▶ [Raw data]
..........
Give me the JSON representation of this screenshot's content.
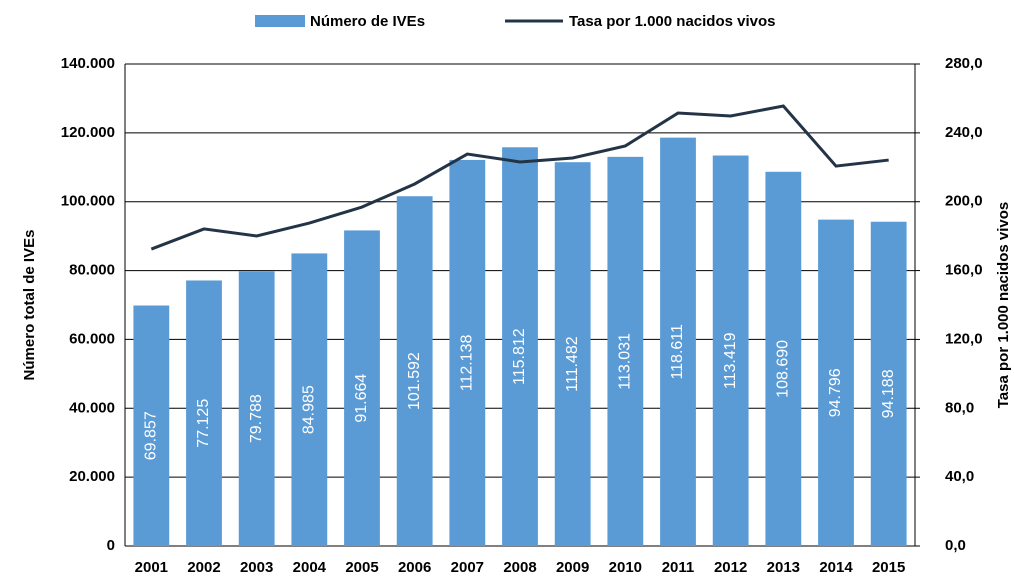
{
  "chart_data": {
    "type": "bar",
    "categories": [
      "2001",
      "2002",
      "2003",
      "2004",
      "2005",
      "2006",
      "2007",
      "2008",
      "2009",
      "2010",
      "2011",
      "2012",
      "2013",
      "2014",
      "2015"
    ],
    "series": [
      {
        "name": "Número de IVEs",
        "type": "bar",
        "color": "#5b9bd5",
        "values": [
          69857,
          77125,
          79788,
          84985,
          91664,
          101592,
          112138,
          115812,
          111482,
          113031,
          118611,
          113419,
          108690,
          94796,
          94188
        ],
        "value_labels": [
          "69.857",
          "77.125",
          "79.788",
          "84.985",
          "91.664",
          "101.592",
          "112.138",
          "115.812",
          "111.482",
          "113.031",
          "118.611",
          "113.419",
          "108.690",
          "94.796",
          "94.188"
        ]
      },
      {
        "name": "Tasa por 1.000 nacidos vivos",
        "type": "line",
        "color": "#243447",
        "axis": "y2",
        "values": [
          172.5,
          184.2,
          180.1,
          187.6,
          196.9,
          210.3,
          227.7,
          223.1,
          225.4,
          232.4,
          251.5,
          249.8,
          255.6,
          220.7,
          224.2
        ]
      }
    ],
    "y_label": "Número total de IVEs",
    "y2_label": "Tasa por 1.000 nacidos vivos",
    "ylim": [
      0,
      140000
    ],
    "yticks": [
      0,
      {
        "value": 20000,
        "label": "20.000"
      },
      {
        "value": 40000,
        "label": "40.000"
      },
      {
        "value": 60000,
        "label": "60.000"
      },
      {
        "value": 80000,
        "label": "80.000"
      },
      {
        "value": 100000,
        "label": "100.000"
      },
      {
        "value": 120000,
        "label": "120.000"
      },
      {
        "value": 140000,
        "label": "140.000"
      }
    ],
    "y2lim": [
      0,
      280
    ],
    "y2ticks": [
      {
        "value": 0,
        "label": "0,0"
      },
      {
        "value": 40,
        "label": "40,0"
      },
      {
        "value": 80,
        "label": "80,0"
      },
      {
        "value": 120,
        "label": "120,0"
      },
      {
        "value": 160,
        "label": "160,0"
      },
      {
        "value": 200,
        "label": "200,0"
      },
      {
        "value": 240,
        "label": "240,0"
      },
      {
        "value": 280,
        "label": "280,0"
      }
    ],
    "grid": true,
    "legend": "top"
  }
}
..........
▶ [Directions for this task] Show the lines where the word "name" appears in the entries.

▶ [Exercise solution]
        "name": "Número de IVEs",
        "name": "Tasa por 1.000 nacidos vivos",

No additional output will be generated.